Reproduce the records below with every occurrence of "Bar" switched to "Column" and everything else left unchanged. Leave the pictures out of your answer.

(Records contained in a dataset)
⟨
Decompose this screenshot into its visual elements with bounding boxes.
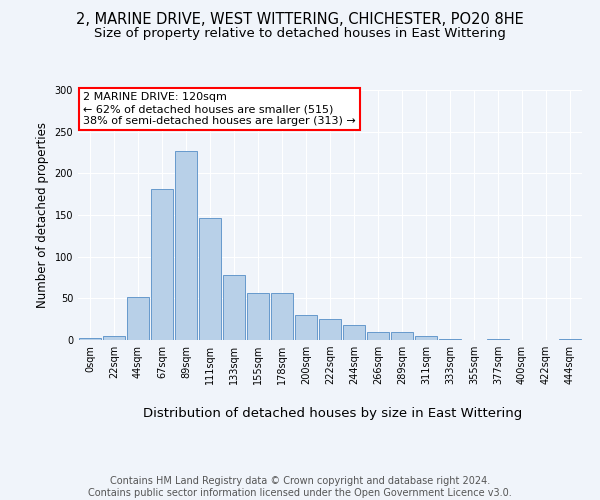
Bar	[391, 332, 413, 340]
Text: Contains HM Land Registry data © Crown copyright and database right 2024.
Contai: Contains HM Land Registry data © Crown c…	[88, 476, 512, 498]
Text: 2 MARINE DRIVE: 120sqm
← 62% of detached houses are smaller (515)
38% of semi-de: 2 MARINE DRIVE: 120sqm ← 62% of detached…	[83, 92, 356, 126]
Text: 2, MARINE DRIVE, WEST WITTERING, CHICHESTER, PO20 8HE: 2, MARINE DRIVE, WEST WITTERING, CHICHES…	[76, 12, 524, 28]
Bar	[247, 294, 269, 340]
Bar	[175, 151, 197, 340]
Bar	[559, 339, 581, 340]
Bar	[103, 336, 125, 340]
Bar	[295, 315, 317, 340]
Bar	[151, 189, 173, 340]
Y-axis label: Number of detached properties: Number of detached properties	[36, 122, 49, 308]
Bar	[199, 218, 221, 340]
Bar	[79, 338, 101, 340]
Bar	[319, 319, 341, 340]
Bar	[271, 294, 293, 340]
Bar	[127, 296, 149, 340]
Bar	[487, 339, 509, 340]
Text: Distribution of detached houses by size in East Wittering: Distribution of detached houses by size …	[143, 408, 523, 420]
Bar	[223, 275, 245, 340]
Bar	[343, 325, 365, 340]
Bar	[439, 339, 461, 340]
Bar	[415, 336, 437, 340]
Text: Size of property relative to detached houses in East Wittering: Size of property relative to detached ho…	[94, 28, 506, 40]
Bar	[367, 332, 389, 340]
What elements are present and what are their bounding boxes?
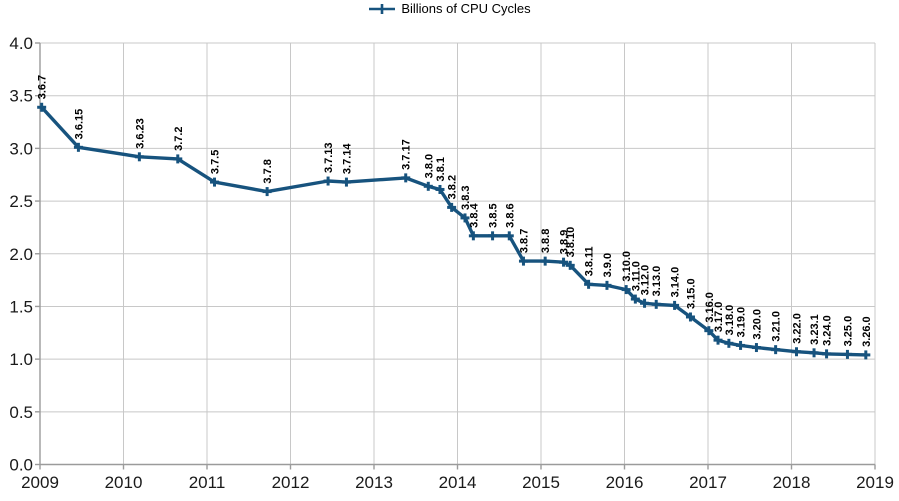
⟩
▶ **COMPLETE RESPONSE**
Decompose this screenshot into its visual elements with bounding boxes.
Column	[391, 332, 413, 340]
Text: Contains HM Land Registry data © Crown copyright and database right 2024.
Contai: Contains HM Land Registry data © Crown c…	[88, 476, 512, 498]
Text: 2 MARINE DRIVE: 120sqm
← 62% of detached houses are smaller (515)
38% of semi-de: 2 MARINE DRIVE: 120sqm ← 62% of detached…	[83, 92, 356, 126]
Text: 2, MARINE DRIVE, WEST WITTERING, CHICHESTER, PO20 8HE: 2, MARINE DRIVE, WEST WITTERING, CHICHES…	[76, 12, 524, 28]
Column	[247, 294, 269, 340]
Column	[175, 151, 197, 340]
Column	[559, 339, 581, 340]
Column	[103, 336, 125, 340]
Column	[295, 315, 317, 340]
Column	[151, 189, 173, 340]
Y-axis label: Number of detached properties: Number of detached properties	[36, 122, 49, 308]
Column	[199, 218, 221, 340]
Column	[79, 338, 101, 340]
Column	[319, 319, 341, 340]
Column	[271, 294, 293, 340]
Column	[127, 296, 149, 340]
Column	[487, 339, 509, 340]
Text: Distribution of detached houses by size in East Wittering: Distribution of detached houses by size …	[143, 408, 523, 420]
Column	[223, 275, 245, 340]
Column	[343, 325, 365, 340]
Column	[439, 339, 461, 340]
Column	[415, 336, 437, 340]
Text: Size of property relative to detached houses in East Wittering: Size of property relative to detached ho…	[94, 28, 506, 40]
Column	[367, 332, 389, 340]
What elements are present and what are their bounding boxes?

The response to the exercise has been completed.